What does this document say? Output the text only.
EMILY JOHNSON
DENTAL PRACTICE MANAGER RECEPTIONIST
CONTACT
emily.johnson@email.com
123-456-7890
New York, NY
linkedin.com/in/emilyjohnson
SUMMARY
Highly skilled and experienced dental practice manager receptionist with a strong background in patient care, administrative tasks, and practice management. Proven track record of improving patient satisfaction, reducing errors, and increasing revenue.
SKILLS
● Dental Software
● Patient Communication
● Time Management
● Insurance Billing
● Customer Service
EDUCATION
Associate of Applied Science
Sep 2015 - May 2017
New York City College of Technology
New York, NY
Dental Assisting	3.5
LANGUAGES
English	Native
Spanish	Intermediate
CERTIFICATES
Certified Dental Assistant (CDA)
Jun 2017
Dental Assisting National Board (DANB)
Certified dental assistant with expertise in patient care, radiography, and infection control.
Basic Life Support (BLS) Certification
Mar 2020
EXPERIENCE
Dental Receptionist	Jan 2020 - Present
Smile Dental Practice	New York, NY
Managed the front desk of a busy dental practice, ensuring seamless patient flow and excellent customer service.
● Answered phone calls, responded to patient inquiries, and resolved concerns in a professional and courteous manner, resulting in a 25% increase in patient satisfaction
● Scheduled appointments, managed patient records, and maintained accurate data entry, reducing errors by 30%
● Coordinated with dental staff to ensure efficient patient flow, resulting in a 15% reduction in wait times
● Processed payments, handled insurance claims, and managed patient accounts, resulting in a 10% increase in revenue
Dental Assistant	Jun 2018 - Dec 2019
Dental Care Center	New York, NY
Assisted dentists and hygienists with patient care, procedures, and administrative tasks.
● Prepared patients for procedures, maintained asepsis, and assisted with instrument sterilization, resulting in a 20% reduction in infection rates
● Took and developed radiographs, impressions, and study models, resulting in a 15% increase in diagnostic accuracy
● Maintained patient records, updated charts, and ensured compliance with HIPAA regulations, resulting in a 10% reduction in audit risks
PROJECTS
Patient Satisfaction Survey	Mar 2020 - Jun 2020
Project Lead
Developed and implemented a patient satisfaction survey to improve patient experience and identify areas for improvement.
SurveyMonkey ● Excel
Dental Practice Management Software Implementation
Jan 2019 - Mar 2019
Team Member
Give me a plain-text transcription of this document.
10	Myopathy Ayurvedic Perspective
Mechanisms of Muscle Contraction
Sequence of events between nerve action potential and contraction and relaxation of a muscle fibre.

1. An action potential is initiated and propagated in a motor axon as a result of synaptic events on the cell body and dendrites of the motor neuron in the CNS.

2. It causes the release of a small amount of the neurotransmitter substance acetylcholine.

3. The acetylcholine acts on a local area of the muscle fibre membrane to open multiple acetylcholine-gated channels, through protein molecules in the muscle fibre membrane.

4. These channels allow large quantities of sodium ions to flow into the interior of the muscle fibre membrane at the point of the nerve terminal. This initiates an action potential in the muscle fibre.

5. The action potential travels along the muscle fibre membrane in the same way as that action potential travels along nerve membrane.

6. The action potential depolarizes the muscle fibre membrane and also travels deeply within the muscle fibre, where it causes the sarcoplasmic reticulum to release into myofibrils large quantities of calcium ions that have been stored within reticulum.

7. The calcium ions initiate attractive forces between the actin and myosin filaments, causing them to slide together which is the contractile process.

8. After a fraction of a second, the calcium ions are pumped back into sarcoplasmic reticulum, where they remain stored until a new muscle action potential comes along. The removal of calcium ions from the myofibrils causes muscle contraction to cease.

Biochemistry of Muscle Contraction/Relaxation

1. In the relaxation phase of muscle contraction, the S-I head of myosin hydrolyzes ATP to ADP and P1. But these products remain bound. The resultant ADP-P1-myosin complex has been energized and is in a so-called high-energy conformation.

+ + + + + + +

:: Assignment ::
Retype all of the records so that every line matches the original exactly.

:: Answer area ::
What does this document say? Output the text only.
EMILY JOHNSON
DENTAL PRACTICE MANAGER RECEPTIONIST
CONTACT
emily.johnson@email.com
123-456-7890
New York, NY
linkedin.com/in/emilyjohnson
SUMMARY
Highly skilled and experienced dental practice manager receptionist with a strong background in patient care, administrative tasks, and practice management. Proven track record of improving patient satisfaction, reducing errors, and increasing revenue.
SKILLS
● Dental Software
● Patient Communication
● Time Management
● Insurance Billing
● Customer Service
EDUCATION
Associate of Applied Science
Sep 2015 - May 2017
New York City College of Technology
New York, NY
Dental Assisting	3.5
LANGUAGES
English	Native
Spanish	Intermediate
CERTIFICATES
Certified Dental Assistant (CDA)
Jun 2017
Dental Assisting National Board (DANB)
Certified dental assistant with expertise in patient care, radiography, and infection control.
Basic Life Support (BLS) Certification
Mar 2020
EXPERIENCE
Dental Receptionist	Jan 2020 - Present
Smile Dental Practice	New York, NY
Managed the front desk of a busy dental practice, ensuring seamless patient flow and excellent customer service.
● Answered phone calls, responded to patient inquiries, and resolved concerns in a professional and courteous manner, resulting in a 25% increase in patient satisfaction
● Scheduled appointments, managed patient records, and maintained accurate data entry, reducing errors by 30%
● Coordinated with dental staff to ensure efficient patient flow, resulting in a 15% reduction in wait times
● Processed payments, handled insurance claims, and managed patient accounts, resulting in a 10% increase in revenue
Dental Assistant	Jun 2018 - Dec 2019
Dental Care Center	New York, NY
Assisted dentists and hygienists with patient care, procedures, and administrative tasks.
● Prepared patients for procedures, maintained asepsis, and assisted with instrument sterilization, resulting in a 20% reduction in infection rates
● Took and developed radiographs, impressions, and study models, resulting in a 15% increase in diagnostic accuracy
● Maintained patient records, updated charts, and ensured compliance with HIPAA regulations, resulting in a 10% reduction in audit risks
PROJECTS
Patient Satisfaction Survey	Mar 2020 - Jun 2020
Project Lead
Developed and implemented a patient satisfaction survey to improve patient experience and identify areas for improvement.
SurveyMonkey ● Excel
Dental Practice Management Software Implementation
Jan 2019 - Mar 2019
Team Member
Give me a plain-text transcription of this document.
10	Myopathy Ayurvedic Perspective
Mechanisms of Muscle Contraction
Sequence of events between nerve action potential and contraction and relaxation of a muscle fibre.

1. An action potential is initiated and propagated in a motor axon as a result of synaptic events on the cell body and dendrites of the motor neuron in the CNS.

2. It causes the release of a small amount of the neurotransmitter substance acetylcholine.

3. The acetylcholine acts on a local area of the muscle fibre membrane to open multiple acetylcholine-gated channels, through protein molecules in the muscle fibre membrane.

4. These channels allow large quantities of sodium ions to flow into the interior of the muscle fibre membrane at the point of the nerve terminal. This initiates an action potential in the muscle fibre.

5. The action potential travels along the muscle fibre membrane in the same way as that action potential travels along nerve membrane.

6. The action potential depolarizes the muscle fibre membrane and also travels deeply within the muscle fibre, where it causes the sarcoplasmic reticulum to release into myofibrils large quantities of calcium ions that have been stored within reticulum.

7. The calcium ions initiate attractive forces between the actin and myosin filaments, causing them to slide together which is the contractile process.

8. After a fraction of a second, the calcium ions are pumped back into sarcoplasmic reticulum, where they remain stored until a new muscle action potential comes along. The removal of calcium ions from the myofibrils causes muscle contraction to cease.

Biochemistry of Muscle Contraction/Relaxation

1. In the relaxation phase of muscle contraction, the S-I head of myosin hydrolyzes ATP to ADP and P1. But these products remain bound. The resultant ADP-P1-myosin complex has been energized and is in a so-called high-energy conformation.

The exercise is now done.